— start of Source data —
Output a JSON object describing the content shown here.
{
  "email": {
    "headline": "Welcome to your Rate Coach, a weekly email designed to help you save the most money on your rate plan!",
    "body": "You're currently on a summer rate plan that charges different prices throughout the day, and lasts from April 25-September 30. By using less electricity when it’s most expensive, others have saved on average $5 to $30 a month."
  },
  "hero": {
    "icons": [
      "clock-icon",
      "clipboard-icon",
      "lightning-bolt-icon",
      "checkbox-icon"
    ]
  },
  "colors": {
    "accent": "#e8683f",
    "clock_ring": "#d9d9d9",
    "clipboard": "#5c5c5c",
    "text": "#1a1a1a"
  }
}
— end of Source data —
| Required work |
Quote all of the entries exactly as they appear.

| Task result |
Output a JSON object describing the content shown here.
{
  "email": {
    "headline": "Welcome to your Rate Coach, a weekly email designed to help you save the most money on your rate plan!",
    "body": "You're currently on a summer rate plan that charges different prices throughout the day, and lasts from April 25-September 30. By using less electricity when it’s most expensive, others have saved on average $5 to $30 a month."
  },
  "hero": {
    "icons": [
      "clock-icon",
      "clipboard-icon",
      "lightning-bolt-icon",
      "checkbox-icon"
    ]
  },
  "colors": {
    "accent": "#e8683f",
    "clock_ring": "#d9d9d9",
    "clipboard": "#5c5c5c",
    "text": "#1a1a1a"
  }
}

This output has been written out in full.